▶ STATED EXERCISE
Find the lines with "aunque" in them and copy them out.

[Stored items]
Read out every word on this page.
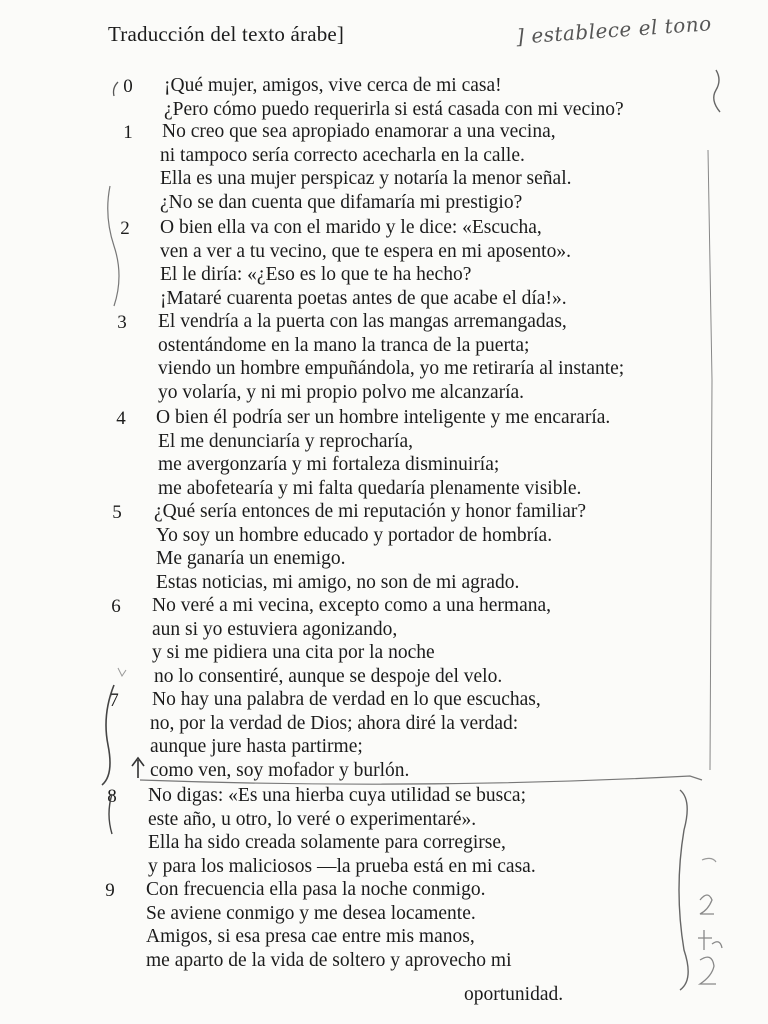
Traducción del texto árabe]	] establece el tono
0 ¡Qué mujer, amigos, vive cerca de mi casa!
¿Pero cómo puedo requerirla si está casada con mi vecino?
1 No creo que sea apropiado enamorar a una vecina,
ni tampoco sería correcto acecharla en la calle.
Ella es una mujer perspicaz y notaría la menor señal.
¿No se dan cuenta que difamaría mi prestigio?
2 O bien ella va con el marido y le dice: «Escucha,
ven a ver a tu vecino, que te espera en mi aposento».
El le diría: «¿Eso es lo que te ha hecho?
¡Mataré cuarenta poetas antes de que acabe el día!».
3 El vendría a la puerta con las mangas arremangadas,
ostentándome en la mano la tranca de la puerta;
viendo un hombre empuñándola, yo me retiraría al instante;
yo volaría, y ni mi propio polvo me alcanzaría.
4 O bien él podría ser un hombre inteligente y me encararía.
El me denunciaría y reprocharía,
me avergonzaría y mi fortaleza disminuiría;
me abofetearía y mi falta quedaría plenamente visible.
5 ¿Qué sería entonces de mi reputación y honor familiar?
Yo soy un hombre educado y portador de hombría.
Me ganaría un enemigo.
Estas noticias, mi amigo, no son de mi agrado.
6 No veré a mi vecina, excepto como a una hermana,
aun si yo estuviera agonizando,
y si me pidiera una cita por la noche
no lo consentiré, aunque se despoje del velo.
7 No hay una palabra de verdad en lo que escuchas,
no, por la verdad de Dios; ahora diré la verdad:
aunque jure hasta partirme;
como ven, soy mofador y burlón.
8 No digas: «Es una hierba cuya utilidad se busca;
este año, u otro, lo veré o experimentaré».
Ella ha sido creada solamente para corregirse,
y para los maliciosos —la prueba está en mi casa.
9 Con frecuencia ella pasa la noche conmigo.
Se aviene conmigo y me desea locamente.
Amigos, si esa presa cae entre mis manos,
me aparto de la vida de soltero y aprovecho mi
oportunidad.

▶ OUTPUT FOR THIS TASK
no lo consentiré, aunque se despoje del velo.
aunque jure hasta partirme;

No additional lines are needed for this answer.